-------- MATERIAL SUPPLIED --------
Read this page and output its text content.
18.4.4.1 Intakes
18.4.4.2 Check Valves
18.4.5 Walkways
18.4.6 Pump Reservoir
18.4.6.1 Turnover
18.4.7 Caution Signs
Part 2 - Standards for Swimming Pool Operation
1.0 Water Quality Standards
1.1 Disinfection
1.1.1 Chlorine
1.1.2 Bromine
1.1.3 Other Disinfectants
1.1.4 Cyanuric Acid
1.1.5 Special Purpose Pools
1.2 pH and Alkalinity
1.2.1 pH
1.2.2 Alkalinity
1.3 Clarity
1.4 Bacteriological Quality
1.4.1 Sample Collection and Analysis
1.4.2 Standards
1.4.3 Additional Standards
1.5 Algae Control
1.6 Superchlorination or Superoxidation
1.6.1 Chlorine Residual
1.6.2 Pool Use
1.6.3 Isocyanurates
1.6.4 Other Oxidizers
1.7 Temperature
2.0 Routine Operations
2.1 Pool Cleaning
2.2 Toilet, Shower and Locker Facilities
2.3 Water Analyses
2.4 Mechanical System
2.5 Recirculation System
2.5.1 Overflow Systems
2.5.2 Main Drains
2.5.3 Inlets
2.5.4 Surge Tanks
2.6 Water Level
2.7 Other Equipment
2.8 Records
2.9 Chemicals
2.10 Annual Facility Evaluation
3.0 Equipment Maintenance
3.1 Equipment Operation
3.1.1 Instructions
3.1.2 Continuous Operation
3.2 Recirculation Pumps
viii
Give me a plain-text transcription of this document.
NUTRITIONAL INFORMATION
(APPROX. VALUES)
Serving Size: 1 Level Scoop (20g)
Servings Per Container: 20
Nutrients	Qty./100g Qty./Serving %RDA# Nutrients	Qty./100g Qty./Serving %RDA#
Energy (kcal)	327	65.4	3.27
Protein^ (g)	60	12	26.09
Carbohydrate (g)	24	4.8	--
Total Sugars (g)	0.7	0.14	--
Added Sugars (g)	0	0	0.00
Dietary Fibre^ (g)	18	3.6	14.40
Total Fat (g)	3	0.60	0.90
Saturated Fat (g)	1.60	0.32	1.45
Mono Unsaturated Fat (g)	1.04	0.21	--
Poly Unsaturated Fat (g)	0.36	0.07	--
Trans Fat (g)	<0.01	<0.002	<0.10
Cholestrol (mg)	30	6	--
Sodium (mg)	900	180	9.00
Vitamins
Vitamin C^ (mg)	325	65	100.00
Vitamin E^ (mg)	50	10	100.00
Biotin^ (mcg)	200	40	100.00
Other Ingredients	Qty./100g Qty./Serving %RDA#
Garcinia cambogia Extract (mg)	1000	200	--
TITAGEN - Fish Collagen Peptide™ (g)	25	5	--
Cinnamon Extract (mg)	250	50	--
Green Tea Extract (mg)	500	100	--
--------
TASK STATEMENT
Count lines, not occurrences. State how many lines of the entries contain the word "Other", and add nothing.

YOUR RESPONSE
4